[Annotated element entries]
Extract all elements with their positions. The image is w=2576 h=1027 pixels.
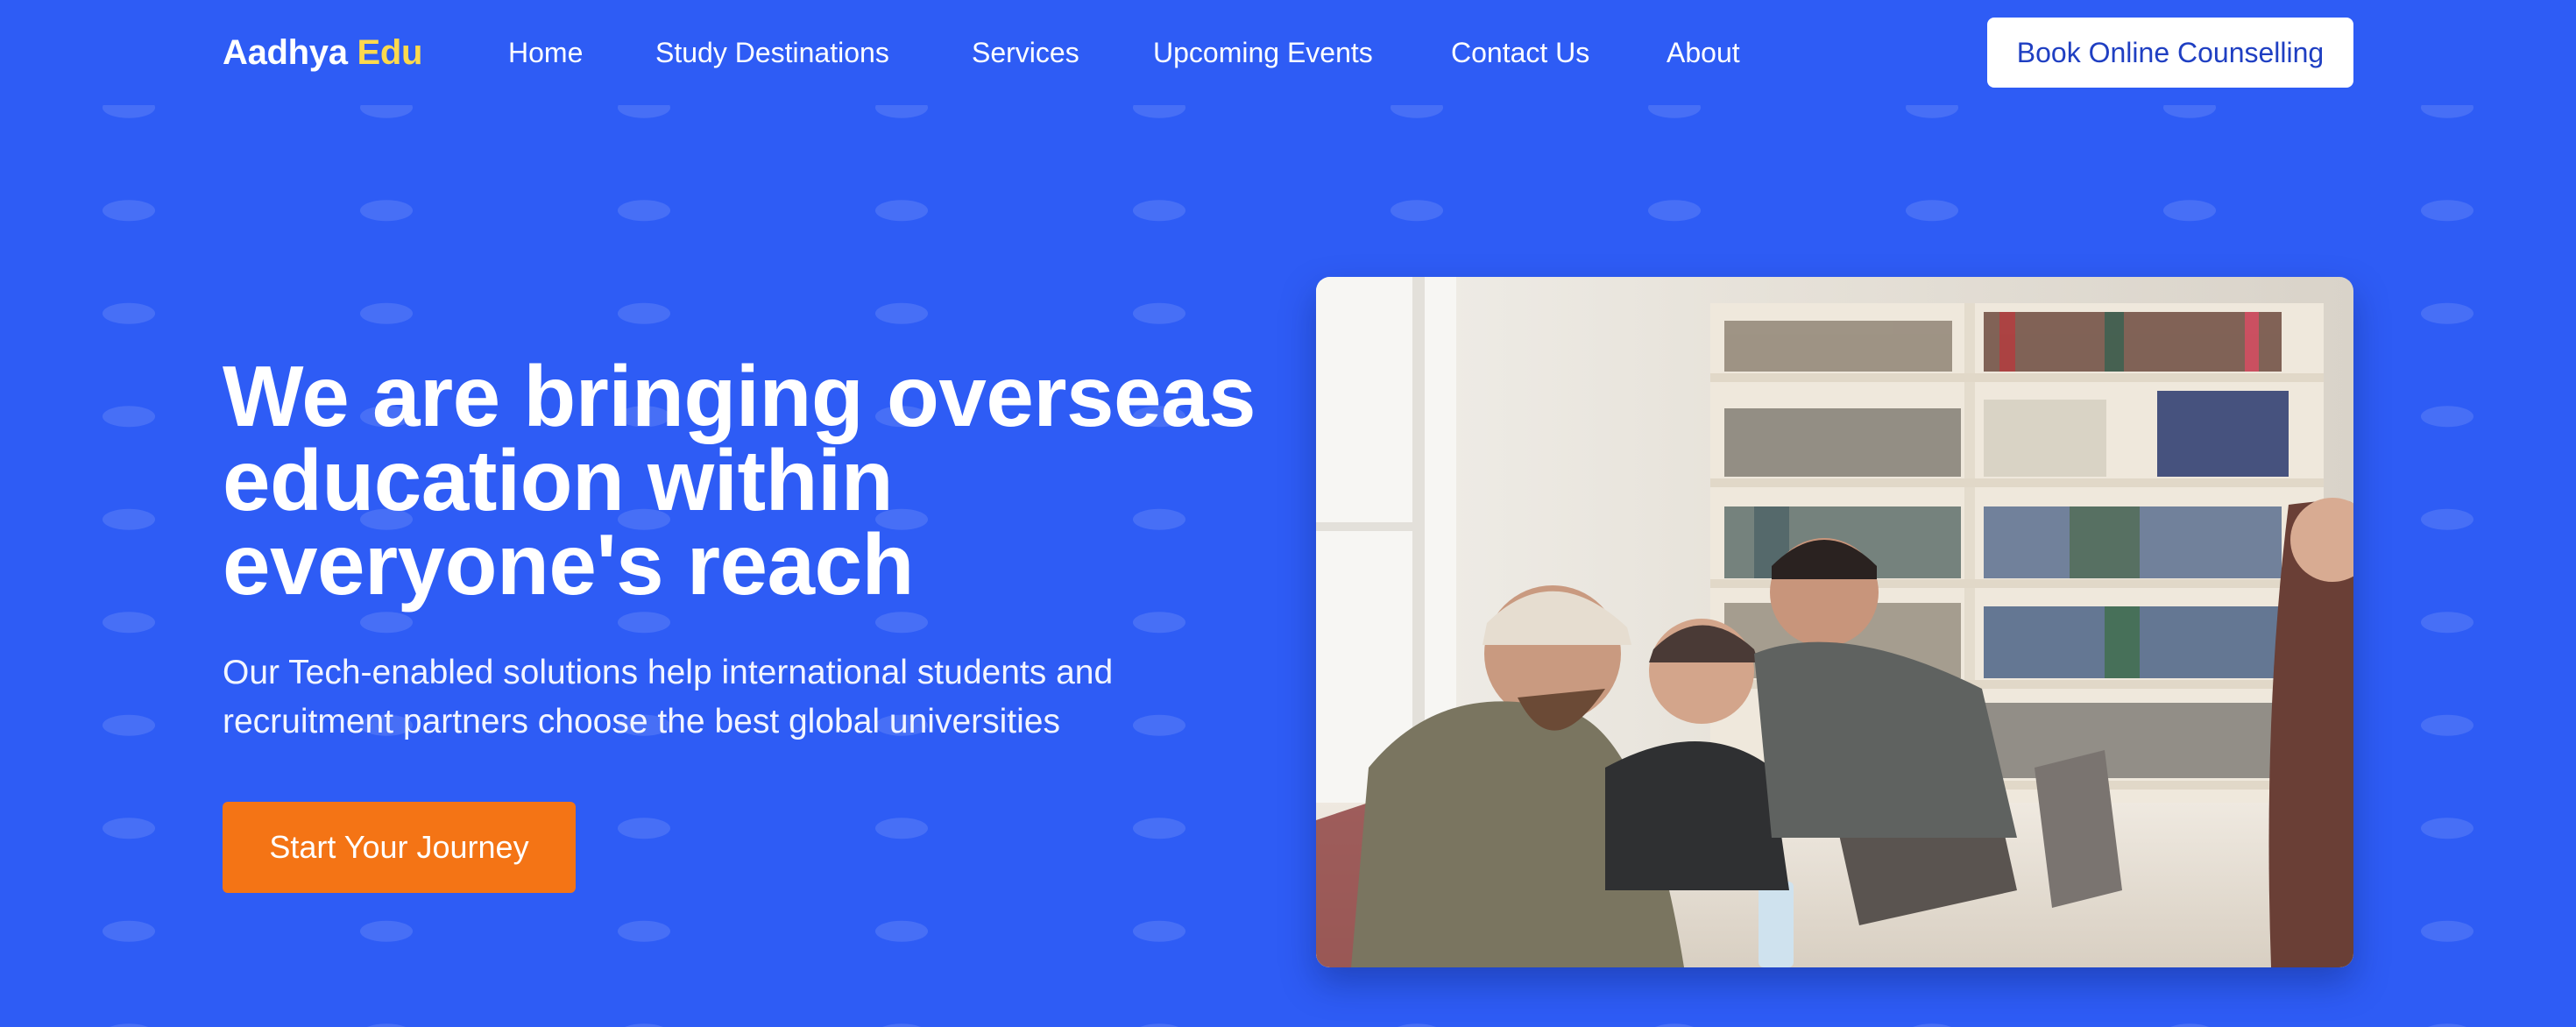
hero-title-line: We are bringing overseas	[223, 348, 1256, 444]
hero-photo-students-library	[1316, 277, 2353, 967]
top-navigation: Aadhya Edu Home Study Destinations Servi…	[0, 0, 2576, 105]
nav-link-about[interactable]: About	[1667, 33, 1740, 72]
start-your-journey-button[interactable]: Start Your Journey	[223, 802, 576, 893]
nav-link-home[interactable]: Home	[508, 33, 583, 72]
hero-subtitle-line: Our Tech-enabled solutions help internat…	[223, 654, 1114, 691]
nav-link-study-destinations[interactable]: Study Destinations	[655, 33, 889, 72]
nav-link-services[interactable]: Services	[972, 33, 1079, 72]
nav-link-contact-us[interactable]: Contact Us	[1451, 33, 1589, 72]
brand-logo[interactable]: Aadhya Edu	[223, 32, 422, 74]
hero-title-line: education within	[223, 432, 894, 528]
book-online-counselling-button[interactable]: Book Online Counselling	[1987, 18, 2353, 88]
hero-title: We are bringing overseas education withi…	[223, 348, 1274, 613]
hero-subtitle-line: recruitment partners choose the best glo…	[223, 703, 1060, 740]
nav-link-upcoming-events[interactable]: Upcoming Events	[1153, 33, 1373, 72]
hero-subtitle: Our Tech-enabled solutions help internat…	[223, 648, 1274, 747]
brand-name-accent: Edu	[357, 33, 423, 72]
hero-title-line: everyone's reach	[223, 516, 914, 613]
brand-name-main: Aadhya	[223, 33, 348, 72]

#### [WRITTEN PROBLEM]
Render every line of the data above as a numbered list, skipping blank lines. Leave the pictures out of your answer.

#### [CORRECT ANSWER]
1. Extract all elements with their positions. The image is w=2576 h=1027 pixels.
2. hero-title-line: We are bringing overseas	[223, 348, 1256, 444]
3. hero-photo-students-library	[1316, 277, 2353, 967]
4. top-navigation: Aadhya Edu Home Study Destinations Servi…	[0, 0, 2576, 105]
5. nav-link-about[interactable]: About	[1667, 33, 1740, 72]
6. start-your-journey-button[interactable]: Start Your Journey	[223, 802, 576, 893]
7. nav-link-home[interactable]: Home	[508, 33, 583, 72]
8. hero-subtitle-line: Our Tech-enabled solutions help internat…	[223, 654, 1114, 691]
9. nav-link-study-destinations[interactable]: Study Destinations	[655, 33, 889, 72]
10. nav-link-services[interactable]: Services	[972, 33, 1079, 72]
11. nav-link-contact-us[interactable]: Contact Us	[1451, 33, 1589, 72]
12. brand-logo[interactable]: Aadhya Edu	[223, 32, 422, 74]
13. hero-title-line: education within	[223, 432, 894, 528]
14. book-online-counselling-button[interactable]: Book Online Counselling	[1987, 18, 2353, 88]
15. hero-title: We are bringing overseas education withi…	[223, 348, 1274, 613]
16. hero-subtitle-line: recruitment partners choose the best glo…	[223, 703, 1060, 740]
17. nav-link-upcoming-events[interactable]: Upcoming Events	[1153, 33, 1373, 72]
18. hero-subtitle: Our Tech-enabled solutions help internat…	[223, 648, 1274, 747]
19. brand-name-accent: Edu	[357, 33, 423, 72]
20. hero-title-line: everyone's reach	[223, 516, 914, 613]
21. brand-name-main: Aadhya	[223, 33, 348, 72]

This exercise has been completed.